Task directions »
Return the records in full, exactly as given.

The input »
-- start --

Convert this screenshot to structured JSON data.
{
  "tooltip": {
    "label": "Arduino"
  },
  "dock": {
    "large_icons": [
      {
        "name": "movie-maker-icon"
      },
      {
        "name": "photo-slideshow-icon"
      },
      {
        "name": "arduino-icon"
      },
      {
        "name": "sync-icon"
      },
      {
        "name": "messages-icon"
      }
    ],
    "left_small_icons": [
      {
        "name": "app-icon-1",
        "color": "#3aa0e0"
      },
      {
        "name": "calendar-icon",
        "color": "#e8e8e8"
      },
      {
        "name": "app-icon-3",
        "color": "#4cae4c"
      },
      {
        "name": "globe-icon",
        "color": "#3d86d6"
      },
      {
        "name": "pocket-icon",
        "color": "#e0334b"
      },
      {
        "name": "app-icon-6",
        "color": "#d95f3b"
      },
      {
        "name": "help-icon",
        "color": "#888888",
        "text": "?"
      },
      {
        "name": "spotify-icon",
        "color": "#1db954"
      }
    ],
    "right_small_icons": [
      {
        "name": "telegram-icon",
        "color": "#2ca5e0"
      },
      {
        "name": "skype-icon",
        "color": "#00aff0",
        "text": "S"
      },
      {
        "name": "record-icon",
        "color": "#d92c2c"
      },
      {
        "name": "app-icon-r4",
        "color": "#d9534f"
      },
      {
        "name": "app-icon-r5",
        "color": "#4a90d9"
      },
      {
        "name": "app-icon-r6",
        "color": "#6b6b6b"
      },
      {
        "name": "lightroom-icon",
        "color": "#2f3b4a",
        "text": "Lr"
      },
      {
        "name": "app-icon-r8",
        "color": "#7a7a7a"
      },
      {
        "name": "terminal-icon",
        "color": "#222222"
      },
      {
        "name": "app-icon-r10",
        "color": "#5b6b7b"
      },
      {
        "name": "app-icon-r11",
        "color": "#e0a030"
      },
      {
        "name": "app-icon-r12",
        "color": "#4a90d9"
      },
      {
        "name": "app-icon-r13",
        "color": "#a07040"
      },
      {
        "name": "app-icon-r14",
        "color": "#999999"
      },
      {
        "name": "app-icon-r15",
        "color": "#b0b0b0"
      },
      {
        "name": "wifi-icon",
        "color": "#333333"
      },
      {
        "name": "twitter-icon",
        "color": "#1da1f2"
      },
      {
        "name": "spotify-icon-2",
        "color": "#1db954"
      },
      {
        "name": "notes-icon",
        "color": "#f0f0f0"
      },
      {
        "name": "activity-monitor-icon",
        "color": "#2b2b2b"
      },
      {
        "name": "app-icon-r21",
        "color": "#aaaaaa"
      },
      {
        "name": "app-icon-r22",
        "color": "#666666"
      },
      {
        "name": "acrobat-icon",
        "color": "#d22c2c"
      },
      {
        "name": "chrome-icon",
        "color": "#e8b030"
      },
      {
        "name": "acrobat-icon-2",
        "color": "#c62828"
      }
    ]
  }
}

-- end --

Finished task »
Convert this screenshot to structured JSON data.
{
  "tooltip": {
    "label": "Arduino"
  },
  "dock": {
    "large_icons": [
      {
        "name": "movie-maker-icon"
      },
      {
        "name": "photo-slideshow-icon"
      },
      {
        "name": "arduino-icon"
      },
      {
        "name": "sync-icon"
      },
      {
        "name": "messages-icon"
      }
    ],
    "left_small_icons": [
      {
        "name": "app-icon-1",
        "color": "#3aa0e0"
      },
      {
        "name": "calendar-icon",
        "color": "#e8e8e8"
      },
      {
        "name": "app-icon-3",
        "color": "#4cae4c"
      },
      {
        "name": "globe-icon",
        "color": "#3d86d6"
      },
      {
        "name": "pocket-icon",
        "color": "#e0334b"
      },
      {
        "name": "app-icon-6",
        "color": "#d95f3b"
      },
      {
        "name": "help-icon",
        "color": "#888888",
        "text": "?"
      },
      {
        "name": "spotify-icon",
        "color": "#1db954"
      }
    ],
    "right_small_icons": [
      {
        "name": "telegram-icon",
        "color": "#2ca5e0"
      },
      {
        "name": "skype-icon",
        "color": "#00aff0",
        "text": "S"
      },
      {
        "name": "record-icon",
        "color": "#d92c2c"
      },
      {
        "name": "app-icon-r4",
        "color": "#d9534f"
      },
      {
        "name": "app-icon-r5",
        "color": "#4a90d9"
      },
      {
        "name": "app-icon-r6",
        "color": "#6b6b6b"
      },
      {
        "name": "lightroom-icon",
        "color": "#2f3b4a",
        "text": "Lr"
      },
      {
        "name": "app-icon-r8",
        "color": "#7a7a7a"
      },
      {
        "name": "terminal-icon",
        "color": "#222222"
      },
      {
        "name": "app-icon-r10",
        "color": "#5b6b7b"
      },
      {
        "name": "app-icon-r11",
        "color": "#e0a030"
      },
      {
        "name": "app-icon-r12",
        "color": "#4a90d9"
      },
      {
        "name": "app-icon-r13",
        "color": "#a07040"
      },
      {
        "name": "app-icon-r14",
        "color": "#999999"
      },
      {
        "name": "app-icon-r15",
        "color": "#b0b0b0"
      },
      {
        "name": "wifi-icon",
        "color": "#333333"
      },
      {
        "name": "twitter-icon",
        "color": "#1da1f2"
      },
      {
        "name": "spotify-icon-2",
        "color": "#1db954"
      },
      {
        "name": "notes-icon",
        "color": "#f0f0f0"
      },
      {
        "name": "activity-monitor-icon",
        "color": "#2b2b2b"
      },
      {
        "name": "app-icon-r21",
        "color": "#aaaaaa"
      },
      {
        "name": "app-icon-r22",
        "color": "#666666"
      },
      {
        "name": "acrobat-icon",
        "color": "#d22c2c"
      },
      {
        "name": "chrome-icon",
        "color": "#e8b030"
      },
      {
        "name": "acrobat-icon-2",
        "color": "#c62828"
      }
    ]
  }
}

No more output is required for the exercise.